## Requirement
Reproduce each line verbatim, from the start of the material through the line containing "legend-height: h = basic".

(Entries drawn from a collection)
--- Begin ---
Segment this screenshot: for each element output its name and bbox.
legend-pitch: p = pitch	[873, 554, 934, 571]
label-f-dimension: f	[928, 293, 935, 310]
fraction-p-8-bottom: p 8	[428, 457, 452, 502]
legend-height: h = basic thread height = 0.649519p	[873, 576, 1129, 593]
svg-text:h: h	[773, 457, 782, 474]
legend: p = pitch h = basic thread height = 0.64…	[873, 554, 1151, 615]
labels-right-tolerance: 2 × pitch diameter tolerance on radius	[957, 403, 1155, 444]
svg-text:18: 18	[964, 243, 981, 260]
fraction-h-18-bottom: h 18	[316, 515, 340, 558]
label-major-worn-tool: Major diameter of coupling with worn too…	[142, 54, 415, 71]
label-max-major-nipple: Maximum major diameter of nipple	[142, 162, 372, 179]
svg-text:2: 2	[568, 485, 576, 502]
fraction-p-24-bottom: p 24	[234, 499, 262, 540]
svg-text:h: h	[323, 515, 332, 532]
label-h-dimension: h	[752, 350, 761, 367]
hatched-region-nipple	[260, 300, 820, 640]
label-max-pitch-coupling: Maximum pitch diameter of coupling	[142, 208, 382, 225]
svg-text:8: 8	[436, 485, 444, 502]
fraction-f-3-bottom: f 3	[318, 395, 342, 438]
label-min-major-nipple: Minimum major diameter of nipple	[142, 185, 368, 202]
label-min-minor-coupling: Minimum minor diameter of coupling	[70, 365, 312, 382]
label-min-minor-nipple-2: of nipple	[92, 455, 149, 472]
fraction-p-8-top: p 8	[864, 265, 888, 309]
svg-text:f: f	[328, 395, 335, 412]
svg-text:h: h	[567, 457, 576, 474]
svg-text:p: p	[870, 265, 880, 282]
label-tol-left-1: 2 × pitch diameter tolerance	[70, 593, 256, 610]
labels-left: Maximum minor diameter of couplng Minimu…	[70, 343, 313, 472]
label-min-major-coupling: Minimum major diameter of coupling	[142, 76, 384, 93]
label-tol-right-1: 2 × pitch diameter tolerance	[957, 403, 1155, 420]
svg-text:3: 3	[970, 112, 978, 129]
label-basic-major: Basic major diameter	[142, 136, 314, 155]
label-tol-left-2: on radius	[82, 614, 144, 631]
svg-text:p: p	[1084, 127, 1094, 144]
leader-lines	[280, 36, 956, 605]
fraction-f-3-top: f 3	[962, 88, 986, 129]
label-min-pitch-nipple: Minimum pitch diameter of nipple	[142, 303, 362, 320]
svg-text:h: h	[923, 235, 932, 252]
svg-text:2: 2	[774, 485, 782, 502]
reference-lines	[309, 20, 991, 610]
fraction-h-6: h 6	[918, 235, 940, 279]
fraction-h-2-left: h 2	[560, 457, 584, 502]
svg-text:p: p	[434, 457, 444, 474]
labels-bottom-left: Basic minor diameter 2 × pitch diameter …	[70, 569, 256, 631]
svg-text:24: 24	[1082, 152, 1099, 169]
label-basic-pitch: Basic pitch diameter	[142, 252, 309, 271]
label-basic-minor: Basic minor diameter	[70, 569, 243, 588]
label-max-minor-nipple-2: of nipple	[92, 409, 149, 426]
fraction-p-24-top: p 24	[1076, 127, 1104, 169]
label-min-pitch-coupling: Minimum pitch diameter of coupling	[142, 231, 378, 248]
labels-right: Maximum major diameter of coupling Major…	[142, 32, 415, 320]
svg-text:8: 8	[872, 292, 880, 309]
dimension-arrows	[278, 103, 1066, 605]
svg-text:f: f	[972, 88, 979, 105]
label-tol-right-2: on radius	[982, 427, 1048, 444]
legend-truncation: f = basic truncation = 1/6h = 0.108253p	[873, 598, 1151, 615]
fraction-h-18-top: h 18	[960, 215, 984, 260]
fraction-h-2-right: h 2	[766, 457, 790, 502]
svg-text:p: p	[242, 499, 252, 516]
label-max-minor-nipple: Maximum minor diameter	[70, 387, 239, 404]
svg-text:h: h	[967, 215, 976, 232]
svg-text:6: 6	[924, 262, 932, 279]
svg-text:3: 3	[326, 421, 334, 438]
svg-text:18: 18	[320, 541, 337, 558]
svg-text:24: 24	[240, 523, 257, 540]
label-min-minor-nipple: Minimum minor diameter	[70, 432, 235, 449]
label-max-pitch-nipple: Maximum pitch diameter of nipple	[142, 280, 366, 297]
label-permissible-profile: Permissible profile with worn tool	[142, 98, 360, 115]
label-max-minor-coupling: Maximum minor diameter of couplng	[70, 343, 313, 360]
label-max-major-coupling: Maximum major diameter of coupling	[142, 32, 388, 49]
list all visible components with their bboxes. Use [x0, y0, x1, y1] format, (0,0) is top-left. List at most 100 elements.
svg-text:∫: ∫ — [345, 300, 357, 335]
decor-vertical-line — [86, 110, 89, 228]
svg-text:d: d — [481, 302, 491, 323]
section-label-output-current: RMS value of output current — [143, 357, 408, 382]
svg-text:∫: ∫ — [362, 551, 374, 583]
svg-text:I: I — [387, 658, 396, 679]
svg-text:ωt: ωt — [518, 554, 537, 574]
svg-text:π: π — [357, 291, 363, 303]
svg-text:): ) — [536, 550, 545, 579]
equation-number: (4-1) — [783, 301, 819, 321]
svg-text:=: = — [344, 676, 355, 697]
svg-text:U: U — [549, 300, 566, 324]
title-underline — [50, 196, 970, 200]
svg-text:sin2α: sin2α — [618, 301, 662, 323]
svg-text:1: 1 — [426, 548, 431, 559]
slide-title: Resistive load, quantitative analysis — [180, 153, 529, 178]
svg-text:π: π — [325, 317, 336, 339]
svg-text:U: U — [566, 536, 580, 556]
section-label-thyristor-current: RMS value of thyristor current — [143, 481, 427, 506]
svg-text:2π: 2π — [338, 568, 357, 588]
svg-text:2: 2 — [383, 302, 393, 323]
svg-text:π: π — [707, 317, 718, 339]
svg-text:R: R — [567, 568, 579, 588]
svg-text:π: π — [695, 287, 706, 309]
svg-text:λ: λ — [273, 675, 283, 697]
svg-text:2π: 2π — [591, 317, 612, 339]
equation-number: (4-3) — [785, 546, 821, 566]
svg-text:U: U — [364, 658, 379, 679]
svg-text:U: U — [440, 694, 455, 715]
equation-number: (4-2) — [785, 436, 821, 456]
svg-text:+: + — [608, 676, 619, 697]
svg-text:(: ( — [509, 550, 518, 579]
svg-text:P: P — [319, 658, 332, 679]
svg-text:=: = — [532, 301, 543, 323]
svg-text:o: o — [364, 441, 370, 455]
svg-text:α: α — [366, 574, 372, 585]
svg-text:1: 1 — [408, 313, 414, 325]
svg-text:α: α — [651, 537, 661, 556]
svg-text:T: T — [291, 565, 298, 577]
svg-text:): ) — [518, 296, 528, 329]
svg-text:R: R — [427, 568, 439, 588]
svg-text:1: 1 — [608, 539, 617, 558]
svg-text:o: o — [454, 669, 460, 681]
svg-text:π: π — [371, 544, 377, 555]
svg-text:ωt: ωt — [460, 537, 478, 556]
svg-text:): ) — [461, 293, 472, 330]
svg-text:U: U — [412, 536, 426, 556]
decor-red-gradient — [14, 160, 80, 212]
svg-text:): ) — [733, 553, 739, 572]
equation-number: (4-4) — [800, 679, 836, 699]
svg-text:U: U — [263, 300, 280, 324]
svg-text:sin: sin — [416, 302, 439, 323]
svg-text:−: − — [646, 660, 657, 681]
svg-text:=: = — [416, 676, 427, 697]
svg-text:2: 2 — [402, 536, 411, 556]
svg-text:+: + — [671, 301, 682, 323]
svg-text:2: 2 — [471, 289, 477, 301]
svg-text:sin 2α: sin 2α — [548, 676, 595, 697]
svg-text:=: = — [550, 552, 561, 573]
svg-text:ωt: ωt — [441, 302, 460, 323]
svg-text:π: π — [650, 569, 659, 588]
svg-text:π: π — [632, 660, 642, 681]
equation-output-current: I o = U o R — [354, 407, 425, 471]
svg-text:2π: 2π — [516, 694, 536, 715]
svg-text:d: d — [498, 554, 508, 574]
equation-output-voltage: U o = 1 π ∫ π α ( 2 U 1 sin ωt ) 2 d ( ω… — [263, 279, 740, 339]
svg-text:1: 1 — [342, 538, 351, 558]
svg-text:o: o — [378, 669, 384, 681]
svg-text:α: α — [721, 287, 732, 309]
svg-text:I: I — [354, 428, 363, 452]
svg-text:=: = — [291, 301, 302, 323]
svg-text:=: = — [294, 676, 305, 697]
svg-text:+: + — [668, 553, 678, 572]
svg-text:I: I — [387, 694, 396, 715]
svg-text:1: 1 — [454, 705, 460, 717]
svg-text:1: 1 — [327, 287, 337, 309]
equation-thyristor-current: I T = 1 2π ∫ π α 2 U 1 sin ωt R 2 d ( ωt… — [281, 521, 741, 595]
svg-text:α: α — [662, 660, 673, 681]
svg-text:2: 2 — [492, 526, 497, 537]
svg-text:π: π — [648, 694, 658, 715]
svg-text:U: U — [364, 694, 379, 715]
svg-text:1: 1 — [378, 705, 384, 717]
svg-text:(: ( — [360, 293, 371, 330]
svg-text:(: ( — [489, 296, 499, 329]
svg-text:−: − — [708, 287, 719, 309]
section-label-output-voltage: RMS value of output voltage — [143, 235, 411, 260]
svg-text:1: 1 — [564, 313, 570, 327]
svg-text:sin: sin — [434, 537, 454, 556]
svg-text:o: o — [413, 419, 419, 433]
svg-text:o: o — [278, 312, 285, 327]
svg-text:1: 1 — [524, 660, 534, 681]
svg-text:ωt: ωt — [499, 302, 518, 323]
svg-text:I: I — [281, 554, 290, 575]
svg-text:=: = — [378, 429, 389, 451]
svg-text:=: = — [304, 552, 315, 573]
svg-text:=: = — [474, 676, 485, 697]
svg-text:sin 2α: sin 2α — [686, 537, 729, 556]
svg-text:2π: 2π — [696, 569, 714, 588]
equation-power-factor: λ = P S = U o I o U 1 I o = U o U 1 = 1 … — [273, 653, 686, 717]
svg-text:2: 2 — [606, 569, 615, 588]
--- End ---
## Reply to the task
Segment this screenshot: for each element output its name and bbox.
legend-pitch: p = pitch	[873, 554, 934, 571]
label-f-dimension: f	[928, 293, 935, 310]
fraction-p-8-bottom: p 8	[428, 457, 452, 502]
legend-height: h = basic thread height = 0.649519p	[873, 576, 1129, 593]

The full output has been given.